Requirement: Work out how many lines in the listing below include the word "siatką". Give nothing but the number.

(Recorded data)
--- start ---
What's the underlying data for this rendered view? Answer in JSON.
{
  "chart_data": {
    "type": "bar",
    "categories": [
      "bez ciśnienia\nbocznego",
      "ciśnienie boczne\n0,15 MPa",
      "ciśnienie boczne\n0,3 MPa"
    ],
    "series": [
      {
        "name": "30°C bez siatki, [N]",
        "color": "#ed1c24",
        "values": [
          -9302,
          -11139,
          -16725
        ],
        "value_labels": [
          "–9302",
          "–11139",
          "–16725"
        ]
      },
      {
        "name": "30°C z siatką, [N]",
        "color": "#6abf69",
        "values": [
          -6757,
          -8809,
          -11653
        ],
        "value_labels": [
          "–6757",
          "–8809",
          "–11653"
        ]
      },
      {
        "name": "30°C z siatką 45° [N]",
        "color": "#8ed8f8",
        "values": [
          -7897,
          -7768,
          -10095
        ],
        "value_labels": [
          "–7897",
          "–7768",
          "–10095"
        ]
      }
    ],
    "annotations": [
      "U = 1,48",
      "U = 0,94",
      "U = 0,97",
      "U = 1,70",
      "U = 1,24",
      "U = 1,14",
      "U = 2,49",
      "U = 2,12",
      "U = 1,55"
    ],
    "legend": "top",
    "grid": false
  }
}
--- end ---
Response for this exercise: 2